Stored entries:
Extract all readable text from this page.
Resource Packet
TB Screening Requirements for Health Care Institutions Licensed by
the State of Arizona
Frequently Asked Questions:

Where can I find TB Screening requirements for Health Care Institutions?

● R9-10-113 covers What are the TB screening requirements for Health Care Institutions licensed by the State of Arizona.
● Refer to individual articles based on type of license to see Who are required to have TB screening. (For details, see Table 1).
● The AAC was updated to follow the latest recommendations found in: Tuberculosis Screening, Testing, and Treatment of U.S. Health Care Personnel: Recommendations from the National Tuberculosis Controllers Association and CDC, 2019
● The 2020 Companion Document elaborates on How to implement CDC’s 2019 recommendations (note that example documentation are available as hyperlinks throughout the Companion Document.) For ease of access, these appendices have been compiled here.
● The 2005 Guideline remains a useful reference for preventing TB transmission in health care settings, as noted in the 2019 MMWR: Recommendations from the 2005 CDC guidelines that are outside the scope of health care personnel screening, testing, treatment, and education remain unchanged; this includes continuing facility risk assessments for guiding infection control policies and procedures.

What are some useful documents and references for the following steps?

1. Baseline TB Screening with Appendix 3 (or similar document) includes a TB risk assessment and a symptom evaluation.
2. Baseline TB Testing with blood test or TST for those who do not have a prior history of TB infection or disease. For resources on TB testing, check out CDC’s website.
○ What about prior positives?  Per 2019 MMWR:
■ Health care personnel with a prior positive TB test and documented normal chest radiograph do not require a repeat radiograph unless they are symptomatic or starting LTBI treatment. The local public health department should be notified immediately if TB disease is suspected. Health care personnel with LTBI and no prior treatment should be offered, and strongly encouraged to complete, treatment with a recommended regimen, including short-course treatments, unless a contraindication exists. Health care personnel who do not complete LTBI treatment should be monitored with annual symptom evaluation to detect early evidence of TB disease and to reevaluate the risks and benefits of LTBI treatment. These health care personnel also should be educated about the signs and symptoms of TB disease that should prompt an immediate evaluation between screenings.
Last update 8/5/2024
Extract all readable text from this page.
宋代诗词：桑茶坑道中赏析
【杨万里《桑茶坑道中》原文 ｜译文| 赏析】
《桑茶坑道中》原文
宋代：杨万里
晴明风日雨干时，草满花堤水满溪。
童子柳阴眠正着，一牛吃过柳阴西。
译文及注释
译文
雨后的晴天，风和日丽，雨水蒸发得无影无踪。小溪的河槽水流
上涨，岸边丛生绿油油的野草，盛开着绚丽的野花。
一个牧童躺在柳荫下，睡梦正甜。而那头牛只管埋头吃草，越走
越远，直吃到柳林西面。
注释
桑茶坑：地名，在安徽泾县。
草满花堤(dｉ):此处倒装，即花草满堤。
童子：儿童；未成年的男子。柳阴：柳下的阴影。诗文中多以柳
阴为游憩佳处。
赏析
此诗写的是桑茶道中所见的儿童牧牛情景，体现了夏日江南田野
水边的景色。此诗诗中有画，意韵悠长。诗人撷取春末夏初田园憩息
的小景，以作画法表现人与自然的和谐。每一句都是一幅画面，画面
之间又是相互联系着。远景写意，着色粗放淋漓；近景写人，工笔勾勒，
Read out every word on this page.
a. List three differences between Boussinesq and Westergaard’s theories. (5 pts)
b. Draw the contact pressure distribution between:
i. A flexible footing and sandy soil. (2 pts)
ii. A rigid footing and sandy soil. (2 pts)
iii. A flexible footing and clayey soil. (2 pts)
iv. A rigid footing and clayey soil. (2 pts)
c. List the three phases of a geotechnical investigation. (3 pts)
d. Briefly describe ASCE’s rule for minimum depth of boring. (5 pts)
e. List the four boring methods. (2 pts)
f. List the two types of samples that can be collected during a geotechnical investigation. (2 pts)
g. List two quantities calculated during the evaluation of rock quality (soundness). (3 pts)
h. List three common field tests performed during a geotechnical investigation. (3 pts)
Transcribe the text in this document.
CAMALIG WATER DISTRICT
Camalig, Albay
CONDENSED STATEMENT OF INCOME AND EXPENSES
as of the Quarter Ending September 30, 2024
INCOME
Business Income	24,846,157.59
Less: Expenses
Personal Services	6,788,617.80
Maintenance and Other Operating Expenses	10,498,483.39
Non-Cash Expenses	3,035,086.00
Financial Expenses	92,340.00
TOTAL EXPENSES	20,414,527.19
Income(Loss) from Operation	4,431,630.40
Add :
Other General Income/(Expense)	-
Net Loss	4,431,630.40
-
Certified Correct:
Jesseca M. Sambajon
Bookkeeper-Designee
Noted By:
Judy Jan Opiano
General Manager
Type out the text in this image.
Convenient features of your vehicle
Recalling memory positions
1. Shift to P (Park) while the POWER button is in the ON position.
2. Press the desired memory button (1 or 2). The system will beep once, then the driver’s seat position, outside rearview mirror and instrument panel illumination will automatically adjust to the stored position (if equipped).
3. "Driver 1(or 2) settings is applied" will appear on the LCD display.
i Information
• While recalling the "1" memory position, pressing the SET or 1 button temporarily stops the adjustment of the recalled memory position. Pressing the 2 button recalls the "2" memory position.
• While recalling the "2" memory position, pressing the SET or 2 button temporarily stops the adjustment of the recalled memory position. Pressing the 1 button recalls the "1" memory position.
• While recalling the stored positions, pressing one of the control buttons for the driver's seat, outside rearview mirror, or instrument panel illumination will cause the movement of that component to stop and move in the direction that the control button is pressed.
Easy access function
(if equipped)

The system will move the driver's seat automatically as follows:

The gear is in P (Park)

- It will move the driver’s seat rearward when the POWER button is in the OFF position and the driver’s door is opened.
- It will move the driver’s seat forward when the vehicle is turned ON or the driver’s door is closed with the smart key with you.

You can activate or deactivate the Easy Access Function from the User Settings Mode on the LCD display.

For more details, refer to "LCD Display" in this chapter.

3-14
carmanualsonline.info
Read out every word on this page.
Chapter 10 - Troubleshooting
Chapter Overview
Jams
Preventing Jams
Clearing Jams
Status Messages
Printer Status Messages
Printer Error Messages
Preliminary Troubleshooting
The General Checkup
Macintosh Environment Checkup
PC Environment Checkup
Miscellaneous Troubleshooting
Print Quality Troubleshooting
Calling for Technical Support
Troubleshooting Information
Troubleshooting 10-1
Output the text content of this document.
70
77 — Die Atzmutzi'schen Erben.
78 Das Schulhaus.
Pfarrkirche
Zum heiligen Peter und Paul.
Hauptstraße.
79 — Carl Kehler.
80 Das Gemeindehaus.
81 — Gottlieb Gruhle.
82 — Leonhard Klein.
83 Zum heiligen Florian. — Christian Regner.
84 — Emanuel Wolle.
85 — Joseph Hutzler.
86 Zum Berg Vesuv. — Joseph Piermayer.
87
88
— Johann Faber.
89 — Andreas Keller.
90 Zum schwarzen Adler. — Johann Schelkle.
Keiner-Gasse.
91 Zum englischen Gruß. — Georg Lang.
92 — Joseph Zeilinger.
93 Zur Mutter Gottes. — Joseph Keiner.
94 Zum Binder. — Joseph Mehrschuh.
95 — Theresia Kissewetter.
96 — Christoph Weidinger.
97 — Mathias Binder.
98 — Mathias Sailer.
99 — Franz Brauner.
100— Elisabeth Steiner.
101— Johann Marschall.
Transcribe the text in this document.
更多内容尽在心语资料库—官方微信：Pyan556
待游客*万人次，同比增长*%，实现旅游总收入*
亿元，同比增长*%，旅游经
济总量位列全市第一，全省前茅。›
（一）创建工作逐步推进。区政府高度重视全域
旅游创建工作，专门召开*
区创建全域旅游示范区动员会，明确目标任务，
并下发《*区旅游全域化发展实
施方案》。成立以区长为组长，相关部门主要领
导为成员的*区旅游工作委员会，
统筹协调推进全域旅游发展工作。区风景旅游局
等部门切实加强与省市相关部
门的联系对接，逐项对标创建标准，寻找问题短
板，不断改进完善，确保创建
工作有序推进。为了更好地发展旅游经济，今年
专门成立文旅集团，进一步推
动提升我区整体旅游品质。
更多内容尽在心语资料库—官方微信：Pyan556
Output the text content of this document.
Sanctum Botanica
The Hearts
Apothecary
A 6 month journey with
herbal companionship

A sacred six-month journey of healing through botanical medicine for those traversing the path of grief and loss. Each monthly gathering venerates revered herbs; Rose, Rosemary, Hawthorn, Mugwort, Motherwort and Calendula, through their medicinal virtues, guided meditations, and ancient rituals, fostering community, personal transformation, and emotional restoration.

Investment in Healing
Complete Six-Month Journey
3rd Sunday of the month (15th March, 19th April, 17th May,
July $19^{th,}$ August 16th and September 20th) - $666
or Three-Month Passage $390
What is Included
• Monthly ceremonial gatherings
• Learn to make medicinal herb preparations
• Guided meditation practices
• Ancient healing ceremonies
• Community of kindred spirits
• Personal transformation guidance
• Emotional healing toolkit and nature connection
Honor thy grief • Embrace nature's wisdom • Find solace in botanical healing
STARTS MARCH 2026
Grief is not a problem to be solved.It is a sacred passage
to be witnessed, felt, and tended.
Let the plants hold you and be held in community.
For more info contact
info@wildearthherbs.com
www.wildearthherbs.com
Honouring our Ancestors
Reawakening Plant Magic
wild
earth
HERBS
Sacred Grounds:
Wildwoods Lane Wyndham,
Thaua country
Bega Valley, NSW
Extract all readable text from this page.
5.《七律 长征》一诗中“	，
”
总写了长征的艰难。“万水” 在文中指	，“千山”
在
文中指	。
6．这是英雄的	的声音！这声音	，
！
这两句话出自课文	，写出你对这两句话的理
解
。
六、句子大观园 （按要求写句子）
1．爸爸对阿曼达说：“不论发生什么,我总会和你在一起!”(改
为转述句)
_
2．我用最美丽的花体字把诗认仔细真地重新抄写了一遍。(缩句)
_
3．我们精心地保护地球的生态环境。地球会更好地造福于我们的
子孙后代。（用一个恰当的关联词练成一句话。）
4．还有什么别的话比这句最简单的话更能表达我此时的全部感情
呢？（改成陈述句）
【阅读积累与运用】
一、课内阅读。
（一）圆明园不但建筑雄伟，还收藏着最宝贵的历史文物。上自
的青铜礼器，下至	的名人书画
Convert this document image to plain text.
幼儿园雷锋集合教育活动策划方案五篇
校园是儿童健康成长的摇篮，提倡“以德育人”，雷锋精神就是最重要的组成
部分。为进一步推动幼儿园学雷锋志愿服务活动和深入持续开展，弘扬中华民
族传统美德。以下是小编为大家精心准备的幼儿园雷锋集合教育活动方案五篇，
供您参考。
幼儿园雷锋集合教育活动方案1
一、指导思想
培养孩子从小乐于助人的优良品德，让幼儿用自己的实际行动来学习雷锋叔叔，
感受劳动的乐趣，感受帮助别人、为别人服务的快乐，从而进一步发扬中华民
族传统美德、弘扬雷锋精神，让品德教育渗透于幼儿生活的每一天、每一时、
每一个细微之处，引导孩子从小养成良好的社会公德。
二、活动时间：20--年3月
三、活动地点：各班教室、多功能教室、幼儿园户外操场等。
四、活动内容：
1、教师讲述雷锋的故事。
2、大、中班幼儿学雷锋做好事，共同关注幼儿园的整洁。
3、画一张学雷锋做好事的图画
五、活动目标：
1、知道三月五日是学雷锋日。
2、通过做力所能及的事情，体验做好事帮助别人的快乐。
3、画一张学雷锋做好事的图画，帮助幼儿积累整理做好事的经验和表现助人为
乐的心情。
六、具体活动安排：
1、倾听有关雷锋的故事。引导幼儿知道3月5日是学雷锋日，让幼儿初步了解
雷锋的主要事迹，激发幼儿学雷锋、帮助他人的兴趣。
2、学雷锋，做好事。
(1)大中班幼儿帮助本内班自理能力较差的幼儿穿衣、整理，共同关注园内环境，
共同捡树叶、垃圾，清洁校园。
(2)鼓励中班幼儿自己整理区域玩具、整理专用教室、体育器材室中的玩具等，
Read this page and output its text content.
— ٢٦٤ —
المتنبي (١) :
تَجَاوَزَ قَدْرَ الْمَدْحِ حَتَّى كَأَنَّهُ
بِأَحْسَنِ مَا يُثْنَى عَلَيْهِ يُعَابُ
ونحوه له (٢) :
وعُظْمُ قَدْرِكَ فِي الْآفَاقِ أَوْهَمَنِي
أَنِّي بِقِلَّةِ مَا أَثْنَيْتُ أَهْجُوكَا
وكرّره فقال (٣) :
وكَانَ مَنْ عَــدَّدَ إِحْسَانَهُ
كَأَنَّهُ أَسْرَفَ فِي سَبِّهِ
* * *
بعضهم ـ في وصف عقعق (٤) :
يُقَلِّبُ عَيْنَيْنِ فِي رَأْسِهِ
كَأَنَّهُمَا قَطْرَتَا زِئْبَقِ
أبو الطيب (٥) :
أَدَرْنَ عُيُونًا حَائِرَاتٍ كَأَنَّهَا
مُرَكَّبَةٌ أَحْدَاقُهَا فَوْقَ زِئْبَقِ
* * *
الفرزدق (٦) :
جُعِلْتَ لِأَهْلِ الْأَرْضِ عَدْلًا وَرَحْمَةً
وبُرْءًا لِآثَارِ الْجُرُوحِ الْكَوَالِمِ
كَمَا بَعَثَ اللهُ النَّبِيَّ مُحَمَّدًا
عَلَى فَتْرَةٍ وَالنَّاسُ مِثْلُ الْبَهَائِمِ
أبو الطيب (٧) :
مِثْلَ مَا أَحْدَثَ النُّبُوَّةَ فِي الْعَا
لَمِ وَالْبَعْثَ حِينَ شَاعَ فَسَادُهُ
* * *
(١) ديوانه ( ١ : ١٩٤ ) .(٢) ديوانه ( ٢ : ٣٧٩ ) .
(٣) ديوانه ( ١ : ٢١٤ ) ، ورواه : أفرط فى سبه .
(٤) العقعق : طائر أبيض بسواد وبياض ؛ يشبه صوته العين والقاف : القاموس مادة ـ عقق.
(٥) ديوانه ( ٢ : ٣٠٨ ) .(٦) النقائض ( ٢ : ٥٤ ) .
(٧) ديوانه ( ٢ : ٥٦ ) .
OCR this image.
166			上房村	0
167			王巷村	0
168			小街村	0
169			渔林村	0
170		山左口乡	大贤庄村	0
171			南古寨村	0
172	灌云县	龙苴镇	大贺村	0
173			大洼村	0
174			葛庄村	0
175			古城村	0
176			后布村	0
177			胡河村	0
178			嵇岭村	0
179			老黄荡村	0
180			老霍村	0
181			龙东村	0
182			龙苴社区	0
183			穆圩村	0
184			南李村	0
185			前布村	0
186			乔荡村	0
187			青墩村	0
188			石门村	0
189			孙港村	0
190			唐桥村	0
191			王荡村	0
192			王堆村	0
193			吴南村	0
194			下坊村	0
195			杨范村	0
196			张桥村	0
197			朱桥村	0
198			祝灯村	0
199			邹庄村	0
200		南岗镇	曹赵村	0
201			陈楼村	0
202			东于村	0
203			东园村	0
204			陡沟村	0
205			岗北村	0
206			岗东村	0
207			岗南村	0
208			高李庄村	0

WHAT TO WORK ON: Show every line of the listing in which the string "族传统美德" can be found.

PROBLEM SOLUTION:
族传统美德。以下是小编为大家精心准备的幼儿园雷锋集合教育活动方案五篇，
族传统美德、弘扬雷锋精神，让品德教育渗透于幼儿生活的每一天、每一时、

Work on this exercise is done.